>> start

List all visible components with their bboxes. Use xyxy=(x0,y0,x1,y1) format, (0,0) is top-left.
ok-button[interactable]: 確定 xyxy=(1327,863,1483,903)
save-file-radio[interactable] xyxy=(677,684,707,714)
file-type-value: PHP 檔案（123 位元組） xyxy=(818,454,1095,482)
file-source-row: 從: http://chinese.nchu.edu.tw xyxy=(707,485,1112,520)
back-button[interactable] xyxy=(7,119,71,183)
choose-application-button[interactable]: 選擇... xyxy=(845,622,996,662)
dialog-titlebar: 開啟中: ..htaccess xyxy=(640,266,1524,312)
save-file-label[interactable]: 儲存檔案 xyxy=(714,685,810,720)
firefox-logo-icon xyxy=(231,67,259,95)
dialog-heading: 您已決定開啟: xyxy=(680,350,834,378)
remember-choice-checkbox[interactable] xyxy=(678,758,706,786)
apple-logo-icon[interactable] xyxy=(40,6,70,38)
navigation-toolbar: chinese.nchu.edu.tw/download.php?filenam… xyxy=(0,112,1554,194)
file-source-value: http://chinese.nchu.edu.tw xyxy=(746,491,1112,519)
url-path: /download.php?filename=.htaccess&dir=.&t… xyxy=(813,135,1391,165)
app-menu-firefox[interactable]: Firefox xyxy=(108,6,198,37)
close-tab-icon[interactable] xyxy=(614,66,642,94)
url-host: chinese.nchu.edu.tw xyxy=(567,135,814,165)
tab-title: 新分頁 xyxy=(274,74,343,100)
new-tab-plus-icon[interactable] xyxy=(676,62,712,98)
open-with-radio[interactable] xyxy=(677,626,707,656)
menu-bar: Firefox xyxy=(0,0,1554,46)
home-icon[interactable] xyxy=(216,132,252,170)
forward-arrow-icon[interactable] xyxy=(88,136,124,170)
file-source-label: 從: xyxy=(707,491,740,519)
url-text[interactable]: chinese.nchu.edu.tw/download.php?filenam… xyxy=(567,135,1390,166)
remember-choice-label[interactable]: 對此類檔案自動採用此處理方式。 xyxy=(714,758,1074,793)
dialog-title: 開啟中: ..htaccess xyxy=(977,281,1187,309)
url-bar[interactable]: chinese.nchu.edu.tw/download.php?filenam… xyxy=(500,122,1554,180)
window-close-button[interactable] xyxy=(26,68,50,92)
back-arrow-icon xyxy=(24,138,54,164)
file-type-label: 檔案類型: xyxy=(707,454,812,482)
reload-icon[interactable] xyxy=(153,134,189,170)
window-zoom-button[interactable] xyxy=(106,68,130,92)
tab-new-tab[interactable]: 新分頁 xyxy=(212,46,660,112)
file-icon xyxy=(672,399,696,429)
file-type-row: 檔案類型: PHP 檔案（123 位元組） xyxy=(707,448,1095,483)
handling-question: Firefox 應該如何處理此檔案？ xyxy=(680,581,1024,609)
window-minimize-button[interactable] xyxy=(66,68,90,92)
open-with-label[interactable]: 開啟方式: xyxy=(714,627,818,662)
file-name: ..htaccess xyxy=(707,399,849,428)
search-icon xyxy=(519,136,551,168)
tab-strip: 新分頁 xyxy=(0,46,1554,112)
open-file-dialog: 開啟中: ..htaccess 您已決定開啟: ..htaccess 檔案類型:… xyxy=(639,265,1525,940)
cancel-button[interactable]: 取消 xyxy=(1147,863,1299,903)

>> end

• **Task description**:
List every line in the rows above that contains the string "close", copying each such line in full. Treat the match as case-sensitive.

• **The output**:
close-tab-icon[interactable] xyxy=(614,66,642,94)
window-close-button[interactable] xyxy=(26,68,50,92)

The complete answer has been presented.